<<<<

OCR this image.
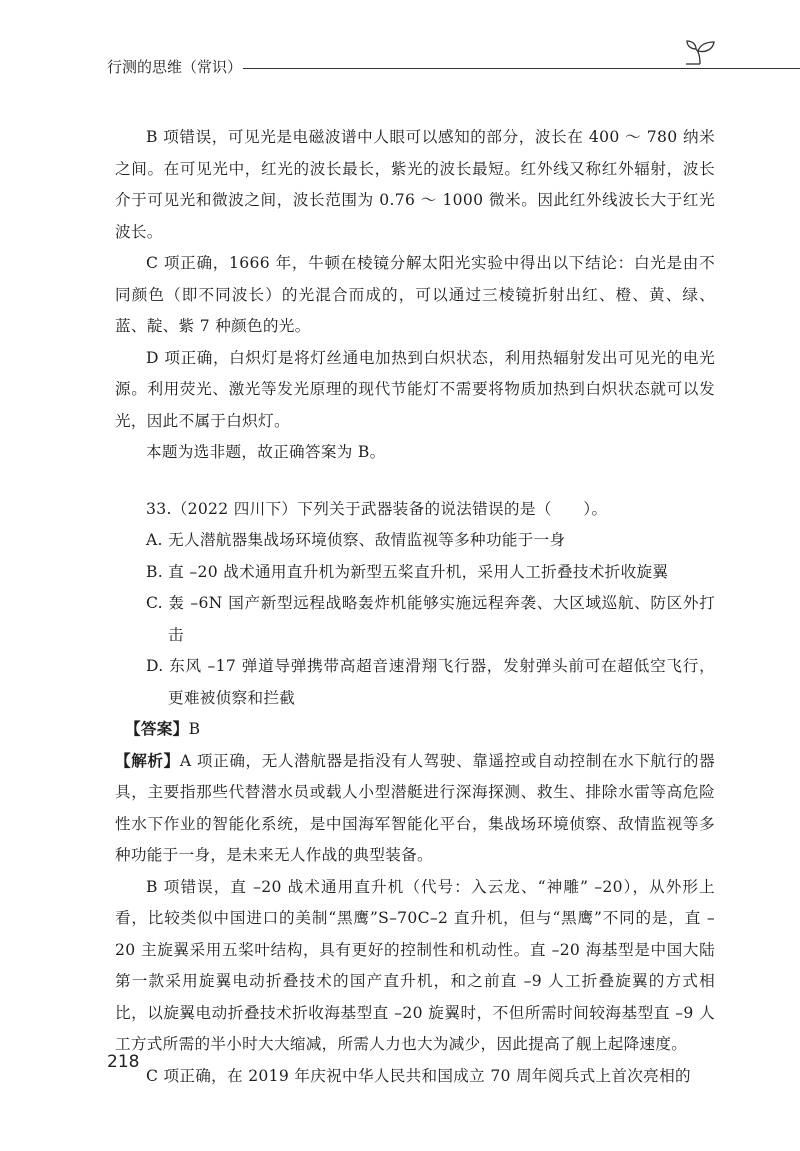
行测的思维（常识）

B 项错误，可见光是电磁波谱中人眼可以感知的部分，波长在 400 ～ 780 纳米之间。在可见光中，红光的波长最长，紫光的波长最短。红外线又称红外辐射，波长介于可见光和微波之间，波长范围为 0.76 ～ 1000 微米。因此红外线波长大于红光波长。

C 项正确，1666 年，牛顿在棱镜分解太阳光实验中得出以下结论：白光是由不同颜色（即不同波长）的光混合而成的，可以通过三棱镜折射出红、橙、黄、绿、蓝、靛、紫 7 种颜色的光。

D 项正确，白炽灯是将灯丝通电加热到白炽状态，利用热辐射发出可见光的电光源。利用荧光、激光等发光原理的现代节能灯不需要将物质加热到白炽状态就可以发光，因此不属于白炽灯。

本题为选非题，故正确答案为 B。

33.（2022 四川下）下列关于武器装备的说法错误的是（　　）。

A. 无人潜航器集战场环境侦察、敌情监视等多种功能于一身

B. 直 –20 战术通用直升机为新型五桨直升机，采用人工折叠技术折收旋翼

C. 轰 –6N 国产新型远程战略轰炸机能够实施远程奔袭、大区域巡航、防区外打击

D. 东风 –17 弹道导弹携带高超音速滑翔飞行器，发射弹头前可在超低空飞行，更难被侦察和拦截

【答案】B

【解析】A 项正确，无人潜航器是指没有人驾驶、靠遥控或自动控制在水下航行的器具，主要指那些代替潜水员或载人小型潜艇进行深海探测、救生、排除水雷等高危险性水下作业的智能化系统，是中国海军智能化平台，集战场环境侦察、敌情监视等多种功能于一身，是未来无人作战的典型装备。

B 项错误，直 –20 战术通用直升机（代号：入云龙、“神雕” –20），从外形上看，比较类似中国进口的美制“黑鹰”S–70C–2 直升机，但与“黑鹰”不同的是，直 –20 主旋翼采用五桨叶结构，具有更好的控制性和机动性。直 –20 海基型是中国大陆第一款采用旋翼电动折叠技术的国产直升机，和之前直 –9 人工折叠旋翼的方式相比，以旋翼电动折叠技术折收海基型直 –20 旋翼时，不但所需时间较海基型直 –9 人工方式所需的半小时大大缩减，所需人力也大为减少，因此提高了舰上起降速度。

C 项正确，在 2019 年庆祝中华人民共和国成立 70 周年阅兵式上首次亮相的

218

>>>>

The word "敌情监视等多种功能于一身" may occur in lines of the records. Report how many such lines there are, giving only the number.

2